◆ WORK TO DO
Find the lines containing the word "unique" and copy every one of them.

— BEGIN —

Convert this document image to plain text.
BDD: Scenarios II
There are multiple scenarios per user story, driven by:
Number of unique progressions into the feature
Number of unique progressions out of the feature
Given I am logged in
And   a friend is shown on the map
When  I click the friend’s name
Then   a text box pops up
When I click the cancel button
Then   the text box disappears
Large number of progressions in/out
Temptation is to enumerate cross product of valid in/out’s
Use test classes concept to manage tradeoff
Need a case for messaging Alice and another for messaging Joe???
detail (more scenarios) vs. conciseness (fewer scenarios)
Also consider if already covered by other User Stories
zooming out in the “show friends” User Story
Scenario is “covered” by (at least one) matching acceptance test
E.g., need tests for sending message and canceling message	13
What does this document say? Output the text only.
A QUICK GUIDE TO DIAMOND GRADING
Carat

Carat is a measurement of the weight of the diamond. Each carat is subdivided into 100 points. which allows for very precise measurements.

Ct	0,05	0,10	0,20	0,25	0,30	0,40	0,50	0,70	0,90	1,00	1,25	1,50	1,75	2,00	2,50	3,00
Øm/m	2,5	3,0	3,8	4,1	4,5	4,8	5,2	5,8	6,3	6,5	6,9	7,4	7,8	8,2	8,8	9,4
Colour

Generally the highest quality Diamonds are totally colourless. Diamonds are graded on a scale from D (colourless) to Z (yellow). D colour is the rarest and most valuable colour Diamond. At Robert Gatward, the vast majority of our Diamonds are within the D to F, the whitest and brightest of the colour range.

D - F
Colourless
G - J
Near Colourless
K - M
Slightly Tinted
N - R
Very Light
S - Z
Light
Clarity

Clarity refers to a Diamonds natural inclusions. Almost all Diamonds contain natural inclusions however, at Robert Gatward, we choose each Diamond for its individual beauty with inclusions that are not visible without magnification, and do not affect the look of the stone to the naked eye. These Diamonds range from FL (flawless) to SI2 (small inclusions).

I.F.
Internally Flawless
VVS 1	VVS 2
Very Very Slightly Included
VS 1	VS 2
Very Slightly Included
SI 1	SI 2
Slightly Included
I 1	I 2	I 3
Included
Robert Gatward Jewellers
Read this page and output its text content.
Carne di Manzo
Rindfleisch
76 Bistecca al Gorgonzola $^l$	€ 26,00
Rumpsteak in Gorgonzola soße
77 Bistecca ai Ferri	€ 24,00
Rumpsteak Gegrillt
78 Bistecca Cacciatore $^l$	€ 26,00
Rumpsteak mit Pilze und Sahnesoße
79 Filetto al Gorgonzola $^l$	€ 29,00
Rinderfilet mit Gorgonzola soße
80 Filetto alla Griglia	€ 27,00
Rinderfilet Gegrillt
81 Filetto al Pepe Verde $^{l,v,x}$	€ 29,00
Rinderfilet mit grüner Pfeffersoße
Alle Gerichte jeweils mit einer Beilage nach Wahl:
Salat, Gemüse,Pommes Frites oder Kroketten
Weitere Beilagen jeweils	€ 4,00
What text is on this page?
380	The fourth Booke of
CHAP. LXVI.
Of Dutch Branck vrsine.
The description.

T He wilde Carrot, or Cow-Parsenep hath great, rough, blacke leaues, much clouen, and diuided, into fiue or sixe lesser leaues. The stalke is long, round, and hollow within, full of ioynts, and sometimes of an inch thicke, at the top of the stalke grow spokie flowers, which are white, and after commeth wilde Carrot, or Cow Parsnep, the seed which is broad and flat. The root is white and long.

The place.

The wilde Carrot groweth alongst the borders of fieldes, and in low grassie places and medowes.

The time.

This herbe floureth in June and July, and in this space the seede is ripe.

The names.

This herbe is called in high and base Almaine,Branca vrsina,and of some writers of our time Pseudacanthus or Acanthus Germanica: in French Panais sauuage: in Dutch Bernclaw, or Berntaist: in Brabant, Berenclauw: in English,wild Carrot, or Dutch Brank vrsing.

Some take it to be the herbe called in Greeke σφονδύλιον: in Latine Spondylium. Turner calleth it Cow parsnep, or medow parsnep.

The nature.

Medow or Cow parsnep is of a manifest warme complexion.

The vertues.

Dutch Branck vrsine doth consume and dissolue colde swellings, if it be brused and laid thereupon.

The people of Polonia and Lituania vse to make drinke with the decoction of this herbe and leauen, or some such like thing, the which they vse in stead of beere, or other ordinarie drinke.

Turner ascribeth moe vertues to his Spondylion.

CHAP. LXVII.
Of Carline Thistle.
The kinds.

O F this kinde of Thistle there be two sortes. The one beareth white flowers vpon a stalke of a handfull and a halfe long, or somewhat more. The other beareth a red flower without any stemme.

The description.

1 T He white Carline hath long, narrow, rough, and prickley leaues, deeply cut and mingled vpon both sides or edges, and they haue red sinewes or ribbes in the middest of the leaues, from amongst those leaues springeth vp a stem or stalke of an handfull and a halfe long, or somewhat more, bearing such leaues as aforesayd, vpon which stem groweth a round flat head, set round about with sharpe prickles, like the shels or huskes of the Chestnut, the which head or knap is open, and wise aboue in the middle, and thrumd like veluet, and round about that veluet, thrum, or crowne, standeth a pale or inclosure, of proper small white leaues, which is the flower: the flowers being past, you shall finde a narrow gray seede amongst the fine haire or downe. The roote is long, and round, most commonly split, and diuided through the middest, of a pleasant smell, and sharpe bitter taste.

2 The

— END —

◆ SOLUTION FOR THIS TASK
Number of unique progressions into the feature
Number of unique progressions out of the feature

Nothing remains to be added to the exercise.